%%
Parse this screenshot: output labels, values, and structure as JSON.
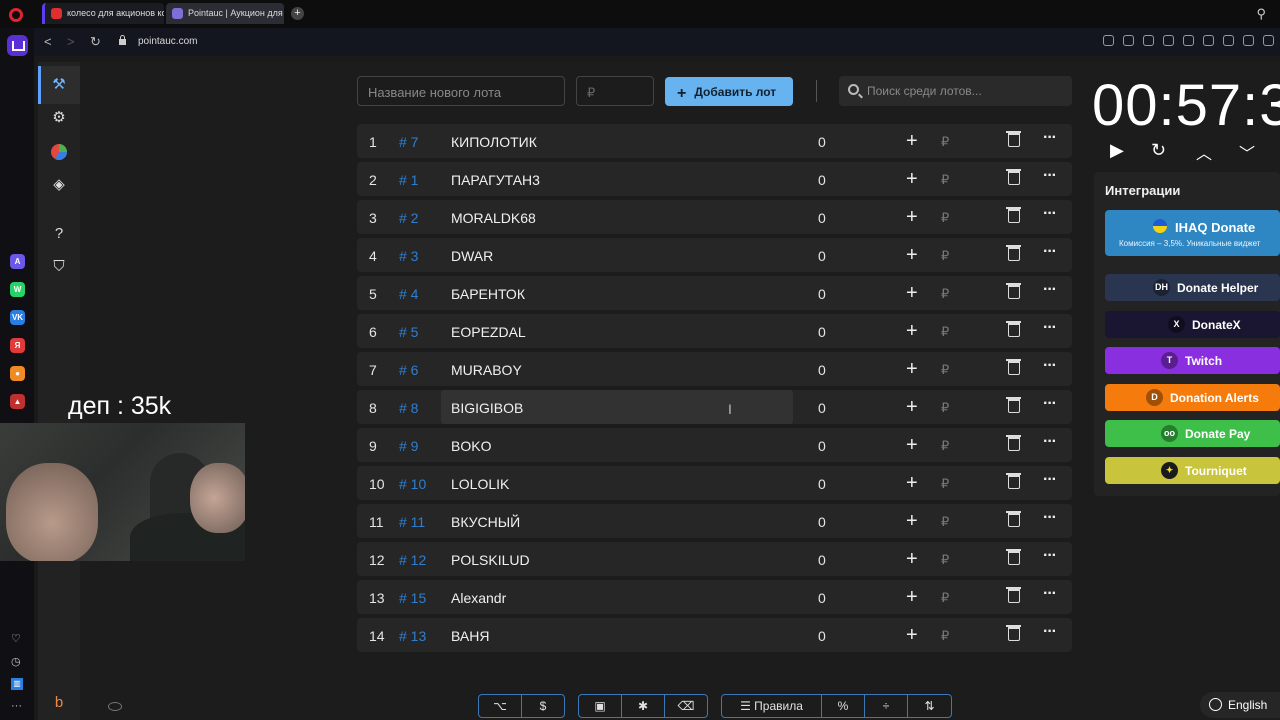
{
  "browser": {
    "tabs": [
      {
        "title": "колесо для акционов ко"
      },
      {
        "title": "Pointauc | Аукцион для ст"
      }
    ],
    "url": "pointauc.com"
  },
  "toolbar": {
    "new_lot_placeholder": "Название нового лота",
    "amount_placeholder": "₽",
    "add_button_label": "Добавить лот",
    "search_placeholder": "Поиск среди лотов..."
  },
  "lots": [
    {
      "index": "1",
      "id": "# 7",
      "name": "КИПОЛОТИК",
      "amount": "0"
    },
    {
      "index": "2",
      "id": "# 1",
      "name": "ПАРАГУТАН3",
      "amount": "0"
    },
    {
      "index": "3",
      "id": "# 2",
      "name": "MORALDK68",
      "amount": "0"
    },
    {
      "index": "4",
      "id": "# 3",
      "name": "DWAR",
      "amount": "0"
    },
    {
      "index": "5",
      "id": "# 4",
      "name": "БАРЕНТОК",
      "amount": "0"
    },
    {
      "index": "6",
      "id": "# 5",
      "name": "EOPEZDAL",
      "amount": "0"
    },
    {
      "index": "7",
      "id": "# 6",
      "name": "MURABOY",
      "amount": "0"
    },
    {
      "index": "8",
      "id": "# 8",
      "name": "BIGIGIBOB",
      "amount": "0"
    },
    {
      "index": "9",
      "id": "# 9",
      "name": "BOKO",
      "amount": "0"
    },
    {
      "index": "10",
      "id": "# 10",
      "name": "LOLOLIK",
      "amount": "0"
    },
    {
      "index": "11",
      "id": "# 11",
      "name": "ВКУСНЫЙ",
      "amount": "0"
    },
    {
      "index": "12",
      "id": "# 12",
      "name": "POLSKILUD",
      "amount": "0"
    },
    {
      "index": "13",
      "id": "# 15",
      "name": "Alexandr",
      "amount": "0"
    },
    {
      "index": "14",
      "id": "# 13",
      "name": "ВАНЯ",
      "amount": "0"
    }
  ],
  "row_plus": "+",
  "row_currency": "₽",
  "row_menu": "···",
  "overlay": {
    "dep_text": "деп : 35k"
  },
  "timer": {
    "display": "00:57:3"
  },
  "integrations": {
    "title": "Интеграции",
    "ihaq": {
      "label": "IHAQ Donate",
      "subtitle": "Комиссия – 3,5%. Уникальные виджет"
    },
    "buttons": [
      {
        "label": "Donate Helper",
        "icon_text": "DH",
        "color": "#2a3550"
      },
      {
        "label": "DonateX",
        "icon_text": "X",
        "color": "#1a1530"
      },
      {
        "label": "Twitch",
        "icon_text": "T",
        "color": "#8a2fdf"
      },
      {
        "label": "Donation Alerts",
        "icon_text": "D",
        "color": "#f57c0c"
      },
      {
        "label": "Donate Pay",
        "icon_text": "oo",
        "color": "#3dbf4a"
      },
      {
        "label": "Tourniquet",
        "icon_text": "✦",
        "color": "#c8c43b"
      }
    ]
  },
  "bottom_toolbar": {
    "rules_label": "Правила",
    "percent_label": "%",
    "dollar_label": "$"
  },
  "language": {
    "label": "English"
  }
}
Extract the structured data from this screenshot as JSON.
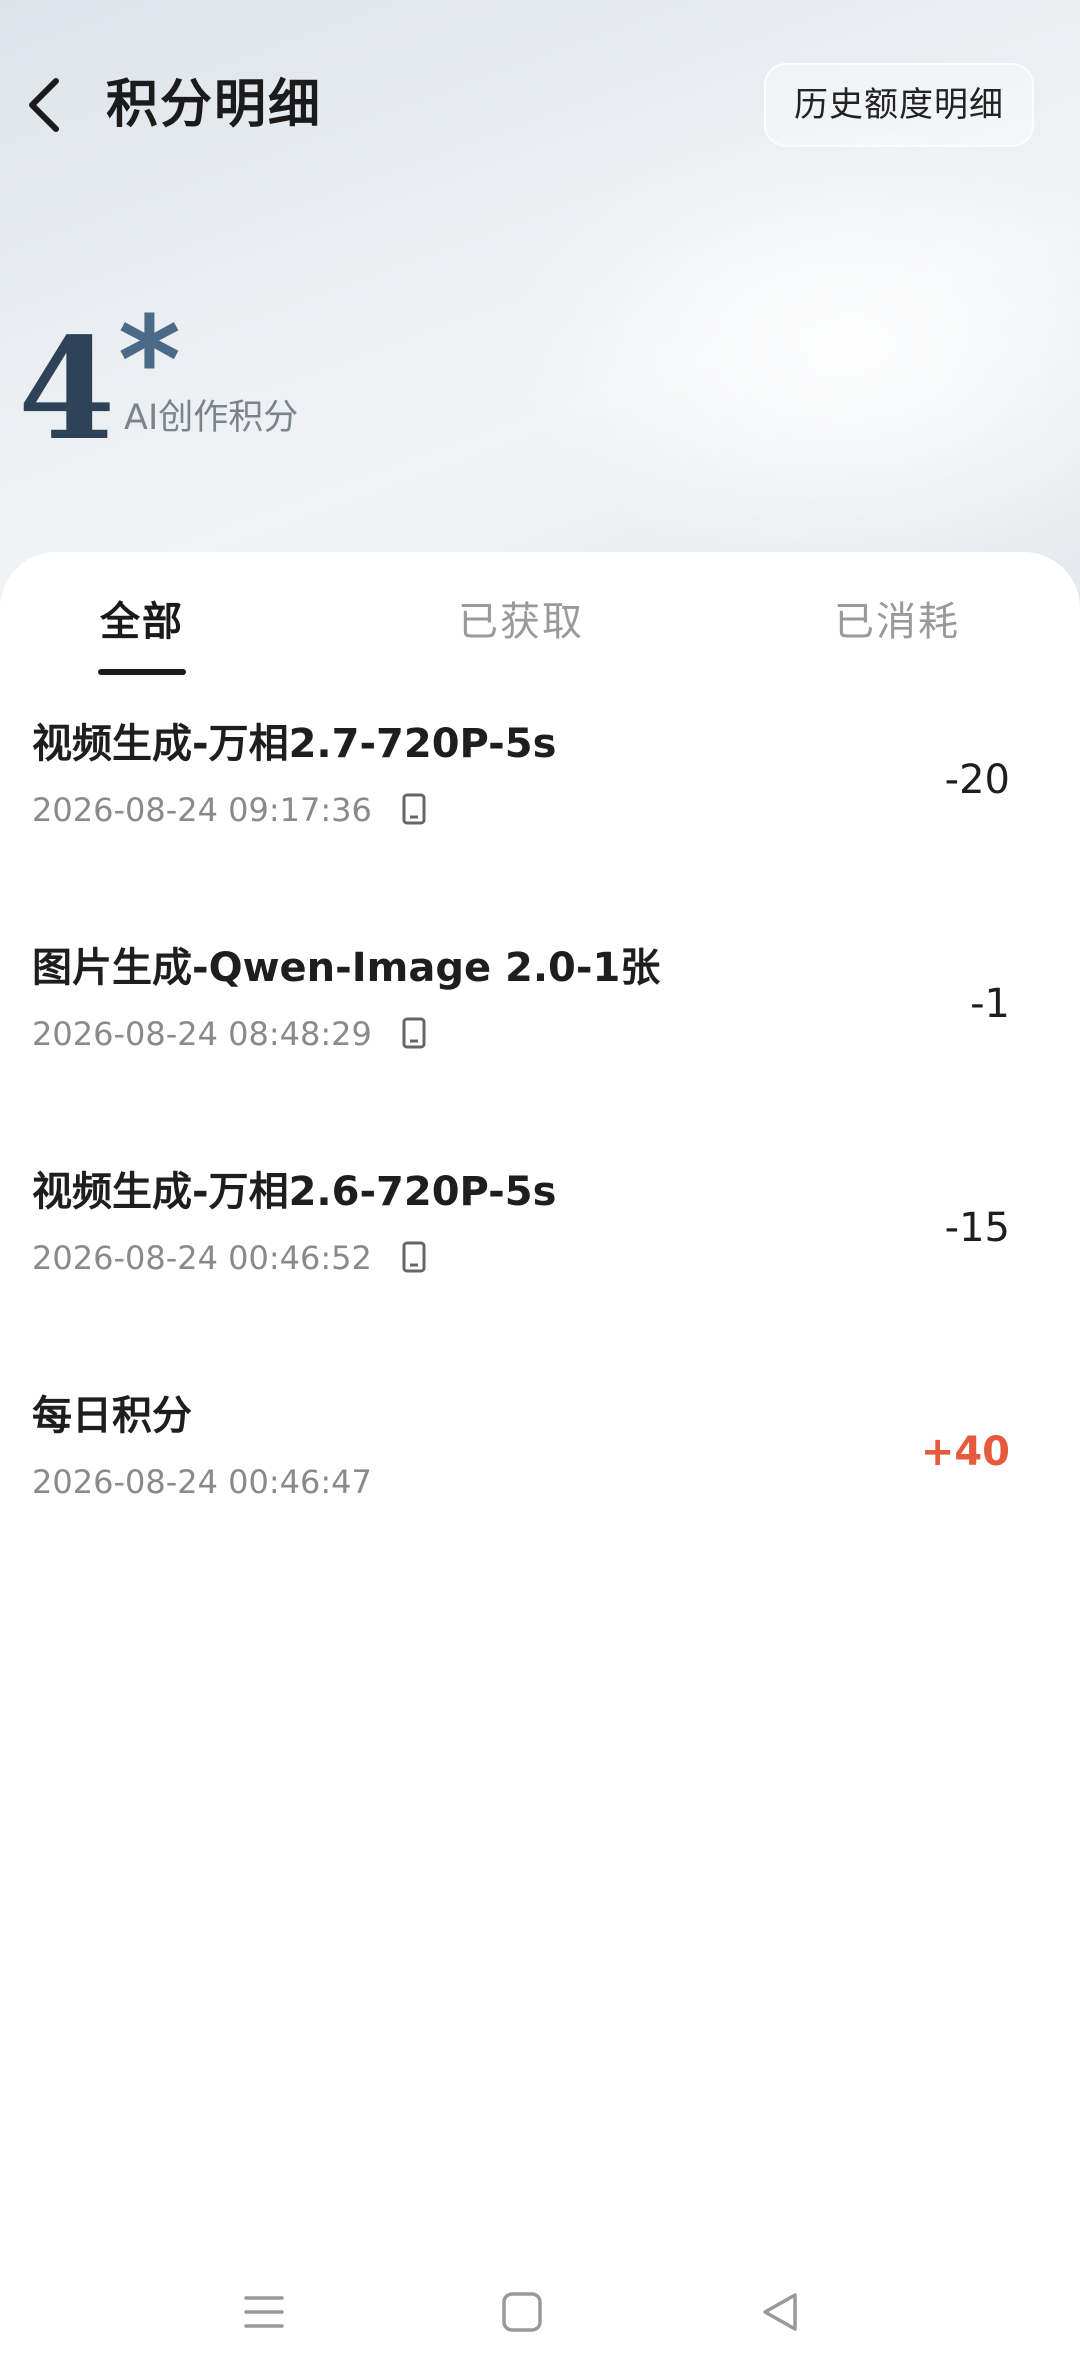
{
  "header": {
    "title": "积分明细",
    "history_button": "历史额度明细"
  },
  "points": {
    "value": "4",
    "asterisk": "*",
    "label": "AI创作积分"
  },
  "tabs": [
    {
      "label": "全部",
      "active": true
    },
    {
      "label": "已获取",
      "active": false
    },
    {
      "label": "已消耗",
      "active": false
    }
  ],
  "records": [
    {
      "title": "视频生成-万相2.7-720P-5s",
      "time": "2026-08-24 09:17:36",
      "device_icon": "phone-icon",
      "amount": "-20"
    },
    {
      "title": "图片生成-Qwen-Image 2.0-1张",
      "time": "2026-08-24 08:48:29",
      "device_icon": "phone-icon",
      "amount": "-1"
    },
    {
      "title": "视频生成-万相2.6-720P-5s",
      "time": "2026-08-24 00:46:52",
      "device_icon": "phone-icon",
      "amount": "-15"
    },
    {
      "title": "每日积分",
      "time": "2026-08-24 00:46:47",
      "device_icon": "",
      "amount": "+40"
    }
  ],
  "colors": {
    "positive": "#e65a3e",
    "text_primary": "#1e1e1e",
    "text_secondary": "#8a8a8a",
    "points_value": "#2f4358"
  },
  "nav": {
    "menu_icon": "menu-icon",
    "home_icon": "home-icon",
    "back_icon": "back-triangle-icon"
  }
}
%%
**DIRECTION:** Starting with the line that contains "Extract the structured", reproduce every line down to the end of the listing above, both endpoints included. Pictures stay out.

**RESPONSE FOR THIS EXERCISE:**
Extract the structured data from this screenshot as JSON.
{
  "header": {
    "title": "积分明细",
    "history_button": "历史额度明细"
  },
  "points": {
    "value": "4",
    "asterisk": "*",
    "label": "AI创作积分"
  },
  "tabs": [
    {
      "label": "全部",
      "active": true
    },
    {
      "label": "已获取",
      "active": false
    },
    {
      "label": "已消耗",
      "active": false
    }
  ],
  "records": [
    {
      "title": "视频生成-万相2.7-720P-5s",
      "time": "2026-08-24 09:17:36",
      "device_icon": "phone-icon",
      "amount": "-20"
    },
    {
      "title": "图片生成-Qwen-Image 2.0-1张",
      "time": "2026-08-24 08:48:29",
      "device_icon": "phone-icon",
      "amount": "-1"
    },
    {
      "title": "视频生成-万相2.6-720P-5s",
      "time": "2026-08-24 00:46:52",
      "device_icon": "phone-icon",
      "amount": "-15"
    },
    {
      "title": "每日积分",
      "time": "2026-08-24 00:46:47",
      "device_icon": "",
      "amount": "+40"
    }
  ],
  "colors": {
    "positive": "#e65a3e",
    "text_primary": "#1e1e1e",
    "text_secondary": "#8a8a8a",
    "points_value": "#2f4358"
  },
  "nav": {
    "menu_icon": "menu-icon",
    "home_icon": "home-icon",
    "back_icon": "back-triangle-icon"
  }
}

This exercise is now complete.